*What to produce*.
Check every line below for the word "color" and copy the ones that have it.

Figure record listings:
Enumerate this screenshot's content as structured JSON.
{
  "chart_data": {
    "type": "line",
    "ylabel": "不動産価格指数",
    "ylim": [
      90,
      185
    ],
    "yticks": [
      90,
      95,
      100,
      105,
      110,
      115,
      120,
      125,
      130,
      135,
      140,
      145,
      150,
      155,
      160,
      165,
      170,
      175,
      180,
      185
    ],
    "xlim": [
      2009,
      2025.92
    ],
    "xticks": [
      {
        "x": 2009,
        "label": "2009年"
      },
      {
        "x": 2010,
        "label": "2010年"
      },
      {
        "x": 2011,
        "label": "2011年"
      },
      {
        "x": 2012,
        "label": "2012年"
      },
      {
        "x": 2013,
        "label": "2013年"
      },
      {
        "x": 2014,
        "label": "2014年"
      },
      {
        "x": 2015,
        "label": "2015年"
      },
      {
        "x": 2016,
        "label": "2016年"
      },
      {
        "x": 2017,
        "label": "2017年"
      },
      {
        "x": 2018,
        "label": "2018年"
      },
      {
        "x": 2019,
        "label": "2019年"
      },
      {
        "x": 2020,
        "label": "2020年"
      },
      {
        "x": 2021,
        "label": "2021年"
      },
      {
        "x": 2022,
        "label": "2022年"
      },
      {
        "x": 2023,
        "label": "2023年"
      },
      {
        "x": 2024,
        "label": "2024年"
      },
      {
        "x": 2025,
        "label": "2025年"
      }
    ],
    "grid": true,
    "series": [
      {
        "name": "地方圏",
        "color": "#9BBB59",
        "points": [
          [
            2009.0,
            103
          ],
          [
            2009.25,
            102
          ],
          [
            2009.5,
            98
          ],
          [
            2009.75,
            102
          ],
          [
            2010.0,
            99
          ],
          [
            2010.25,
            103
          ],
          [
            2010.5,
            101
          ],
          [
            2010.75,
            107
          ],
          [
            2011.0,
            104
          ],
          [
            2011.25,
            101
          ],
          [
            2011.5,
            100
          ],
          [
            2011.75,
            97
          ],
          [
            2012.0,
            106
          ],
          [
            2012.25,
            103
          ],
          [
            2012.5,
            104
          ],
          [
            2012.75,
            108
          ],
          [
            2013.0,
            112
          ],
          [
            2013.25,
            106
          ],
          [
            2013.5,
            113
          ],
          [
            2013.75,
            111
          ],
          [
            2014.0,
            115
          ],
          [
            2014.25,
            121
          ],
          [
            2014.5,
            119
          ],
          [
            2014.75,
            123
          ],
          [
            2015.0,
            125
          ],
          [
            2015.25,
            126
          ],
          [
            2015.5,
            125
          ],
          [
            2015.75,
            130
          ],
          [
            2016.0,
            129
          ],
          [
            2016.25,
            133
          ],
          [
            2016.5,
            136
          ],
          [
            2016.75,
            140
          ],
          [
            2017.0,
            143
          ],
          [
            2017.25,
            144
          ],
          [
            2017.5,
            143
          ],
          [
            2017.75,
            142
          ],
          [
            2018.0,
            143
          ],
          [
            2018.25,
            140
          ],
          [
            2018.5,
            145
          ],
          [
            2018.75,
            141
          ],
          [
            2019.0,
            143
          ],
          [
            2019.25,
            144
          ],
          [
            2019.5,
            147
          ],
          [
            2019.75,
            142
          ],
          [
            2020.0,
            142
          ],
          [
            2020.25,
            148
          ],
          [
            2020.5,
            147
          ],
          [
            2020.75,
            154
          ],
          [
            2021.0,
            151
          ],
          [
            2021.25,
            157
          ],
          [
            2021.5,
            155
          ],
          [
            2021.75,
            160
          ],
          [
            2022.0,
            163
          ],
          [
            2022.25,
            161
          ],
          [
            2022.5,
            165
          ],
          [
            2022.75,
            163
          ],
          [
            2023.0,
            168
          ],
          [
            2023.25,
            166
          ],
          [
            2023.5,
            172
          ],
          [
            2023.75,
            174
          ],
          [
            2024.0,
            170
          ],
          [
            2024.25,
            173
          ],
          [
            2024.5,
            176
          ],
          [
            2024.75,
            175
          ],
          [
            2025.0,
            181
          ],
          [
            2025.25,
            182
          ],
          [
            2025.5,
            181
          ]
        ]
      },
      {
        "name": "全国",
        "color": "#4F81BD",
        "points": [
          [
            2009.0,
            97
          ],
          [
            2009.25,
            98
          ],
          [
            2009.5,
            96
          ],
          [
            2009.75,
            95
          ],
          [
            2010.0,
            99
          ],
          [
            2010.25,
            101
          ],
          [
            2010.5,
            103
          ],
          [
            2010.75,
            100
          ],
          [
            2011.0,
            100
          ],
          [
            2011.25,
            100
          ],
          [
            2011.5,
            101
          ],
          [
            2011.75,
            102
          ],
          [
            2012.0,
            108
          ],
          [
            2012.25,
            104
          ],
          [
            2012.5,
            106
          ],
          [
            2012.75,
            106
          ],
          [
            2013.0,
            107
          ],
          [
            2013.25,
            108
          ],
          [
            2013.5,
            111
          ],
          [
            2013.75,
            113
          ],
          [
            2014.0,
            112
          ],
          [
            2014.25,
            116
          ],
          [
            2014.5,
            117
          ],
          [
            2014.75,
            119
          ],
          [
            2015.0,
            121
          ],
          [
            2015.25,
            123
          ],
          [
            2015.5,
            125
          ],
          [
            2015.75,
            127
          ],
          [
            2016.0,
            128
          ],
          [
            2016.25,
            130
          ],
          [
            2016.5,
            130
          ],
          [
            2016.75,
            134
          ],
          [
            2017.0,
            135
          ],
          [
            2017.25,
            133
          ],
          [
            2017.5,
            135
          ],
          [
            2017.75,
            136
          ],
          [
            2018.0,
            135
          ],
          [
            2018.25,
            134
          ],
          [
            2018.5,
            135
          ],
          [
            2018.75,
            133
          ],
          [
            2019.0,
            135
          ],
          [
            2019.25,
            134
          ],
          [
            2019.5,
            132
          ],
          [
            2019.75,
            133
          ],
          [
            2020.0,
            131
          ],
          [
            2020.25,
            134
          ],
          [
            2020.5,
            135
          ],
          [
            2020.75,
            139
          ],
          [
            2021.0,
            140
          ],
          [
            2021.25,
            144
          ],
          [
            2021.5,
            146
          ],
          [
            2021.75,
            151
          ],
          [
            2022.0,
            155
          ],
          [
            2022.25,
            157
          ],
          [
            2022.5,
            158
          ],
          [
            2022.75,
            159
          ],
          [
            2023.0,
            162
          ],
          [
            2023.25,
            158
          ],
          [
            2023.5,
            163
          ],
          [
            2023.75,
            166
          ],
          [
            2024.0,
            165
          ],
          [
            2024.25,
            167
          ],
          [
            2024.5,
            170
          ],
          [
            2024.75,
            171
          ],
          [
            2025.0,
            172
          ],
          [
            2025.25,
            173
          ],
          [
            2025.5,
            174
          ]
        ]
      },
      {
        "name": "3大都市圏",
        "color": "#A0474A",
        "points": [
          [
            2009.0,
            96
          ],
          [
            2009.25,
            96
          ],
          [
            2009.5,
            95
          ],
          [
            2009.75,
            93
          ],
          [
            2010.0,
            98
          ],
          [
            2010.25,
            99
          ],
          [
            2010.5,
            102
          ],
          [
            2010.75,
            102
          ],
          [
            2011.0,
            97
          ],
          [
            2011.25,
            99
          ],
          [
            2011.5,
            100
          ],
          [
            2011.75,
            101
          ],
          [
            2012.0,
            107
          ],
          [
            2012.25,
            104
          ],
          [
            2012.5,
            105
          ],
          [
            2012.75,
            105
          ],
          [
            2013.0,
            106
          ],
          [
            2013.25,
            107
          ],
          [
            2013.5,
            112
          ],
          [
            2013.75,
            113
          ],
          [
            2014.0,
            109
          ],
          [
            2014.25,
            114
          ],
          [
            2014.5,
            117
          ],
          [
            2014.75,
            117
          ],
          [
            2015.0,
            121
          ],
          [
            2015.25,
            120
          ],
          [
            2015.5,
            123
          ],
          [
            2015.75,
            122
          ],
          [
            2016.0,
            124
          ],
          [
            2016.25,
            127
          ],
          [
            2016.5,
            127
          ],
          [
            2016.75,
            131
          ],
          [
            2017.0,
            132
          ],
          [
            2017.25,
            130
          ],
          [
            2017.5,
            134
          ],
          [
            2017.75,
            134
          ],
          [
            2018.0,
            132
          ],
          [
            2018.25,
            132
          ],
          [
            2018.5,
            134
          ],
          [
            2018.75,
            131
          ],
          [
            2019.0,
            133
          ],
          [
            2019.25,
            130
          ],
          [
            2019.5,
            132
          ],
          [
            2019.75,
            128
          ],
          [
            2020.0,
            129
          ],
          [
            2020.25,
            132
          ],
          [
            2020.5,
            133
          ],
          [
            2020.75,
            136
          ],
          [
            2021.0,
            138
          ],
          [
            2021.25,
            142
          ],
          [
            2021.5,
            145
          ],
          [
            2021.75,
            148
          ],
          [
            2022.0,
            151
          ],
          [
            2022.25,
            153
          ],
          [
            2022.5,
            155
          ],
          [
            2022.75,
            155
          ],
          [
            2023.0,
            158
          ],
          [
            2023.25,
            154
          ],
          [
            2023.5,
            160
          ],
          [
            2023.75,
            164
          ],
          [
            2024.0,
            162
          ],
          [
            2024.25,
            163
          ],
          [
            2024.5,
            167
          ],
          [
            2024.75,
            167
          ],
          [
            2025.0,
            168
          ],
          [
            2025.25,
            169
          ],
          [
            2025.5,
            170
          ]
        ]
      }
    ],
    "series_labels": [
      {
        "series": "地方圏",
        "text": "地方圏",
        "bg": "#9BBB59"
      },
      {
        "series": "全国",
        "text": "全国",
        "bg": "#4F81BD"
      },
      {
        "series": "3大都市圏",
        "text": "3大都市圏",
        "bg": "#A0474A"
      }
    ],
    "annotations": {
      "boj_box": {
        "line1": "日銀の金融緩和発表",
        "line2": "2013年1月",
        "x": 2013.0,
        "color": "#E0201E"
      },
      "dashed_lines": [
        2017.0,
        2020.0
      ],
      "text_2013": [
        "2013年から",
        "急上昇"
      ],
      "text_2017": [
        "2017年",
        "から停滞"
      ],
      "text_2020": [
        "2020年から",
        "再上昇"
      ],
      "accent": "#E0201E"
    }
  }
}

*Response to the task*.
        "color": "#9BBB59",
        "color": "#4F81BD",
        "color": "#A0474A",
        "color": "#E0201E"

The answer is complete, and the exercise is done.